Written instruction
Return the data exactly, with all pictures removed.

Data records
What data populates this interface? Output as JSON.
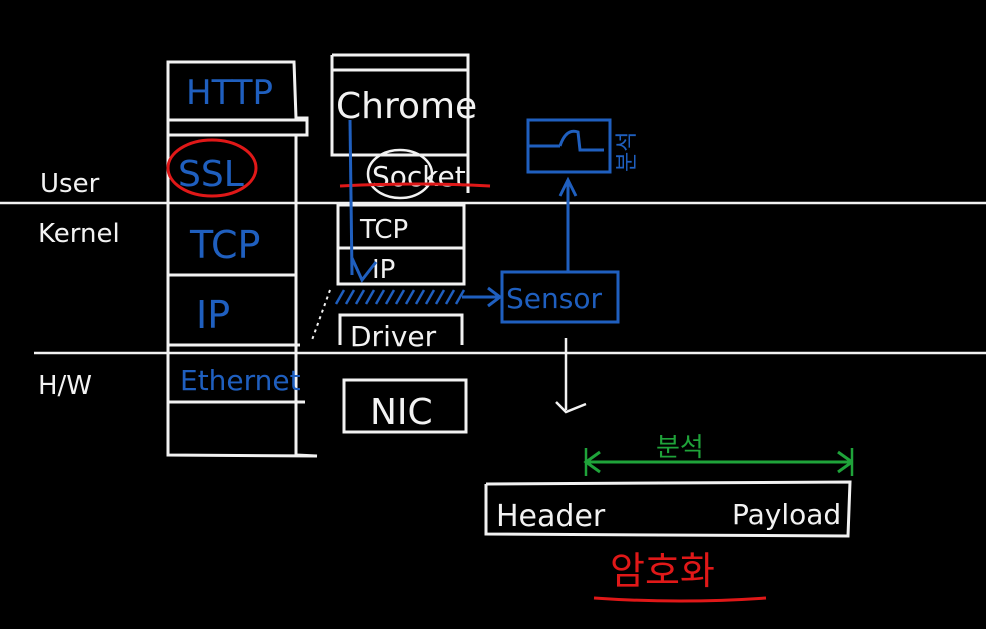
{
  "colors": {
    "background": "#000000",
    "white": "#f2f2f2",
    "blue": "#1f5fbf",
    "green": "#1fa33a",
    "red": "#e01818"
  },
  "layers": {
    "user": "User",
    "kernel": "Kernel",
    "hw": "H/W"
  },
  "osi_stack": [
    "HTTP",
    "SSL",
    "TCP",
    "IP",
    "Ethernet"
  ],
  "host_stack": {
    "app": "Chrome",
    "socket": "Socket",
    "tcp": "TCP",
    "ip": "IP",
    "driver": "Driver",
    "nic": "NIC"
  },
  "sensor": "Sensor",
  "analysis_label": "분석",
  "packet": {
    "header": "Header",
    "payload": "Payload",
    "range_label": "분석",
    "encrypted_label": "암호화"
  }
}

Output below
What data populates this interface? Output as JSON.
{
  "colors": {
    "background": "#000000",
    "white": "#f2f2f2",
    "blue": "#1f5fbf",
    "green": "#1fa33a",
    "red": "#e01818"
  },
  "layers": {
    "user": "User",
    "kernel": "Kernel",
    "hw": "H/W"
  },
  "osi_stack": [
    "HTTP",
    "SSL",
    "TCP",
    "IP",
    "Ethernet"
  ],
  "host_stack": {
    "app": "Chrome",
    "socket": "Socket",
    "tcp": "TCP",
    "ip": "IP",
    "driver": "Driver",
    "nic": "NIC"
  },
  "sensor": "Sensor",
  "analysis_label": "분석",
  "packet": {
    "header": "Header",
    "payload": "Payload",
    "range_label": "분석",
    "encrypted_label": "암호화"
  }
}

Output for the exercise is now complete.